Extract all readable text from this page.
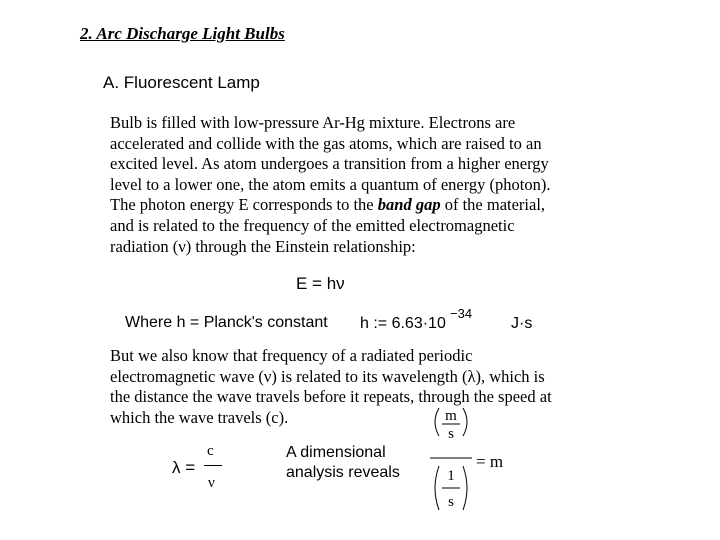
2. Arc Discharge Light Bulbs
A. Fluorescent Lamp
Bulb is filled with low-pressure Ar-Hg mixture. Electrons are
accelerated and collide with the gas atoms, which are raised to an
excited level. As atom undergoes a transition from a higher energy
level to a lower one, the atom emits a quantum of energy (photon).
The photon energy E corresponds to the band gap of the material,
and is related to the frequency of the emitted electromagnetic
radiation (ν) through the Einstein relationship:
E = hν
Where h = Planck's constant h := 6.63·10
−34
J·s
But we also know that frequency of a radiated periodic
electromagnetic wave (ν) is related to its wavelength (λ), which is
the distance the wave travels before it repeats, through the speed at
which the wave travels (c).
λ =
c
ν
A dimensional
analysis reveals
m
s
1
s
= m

• • • • •

▸ **Job**
Search the entries for the word "travels" and copy every line that has it.

▸ **Response below**
the distance the wave travels before it repeats, through the speed at
which the wave travels (c).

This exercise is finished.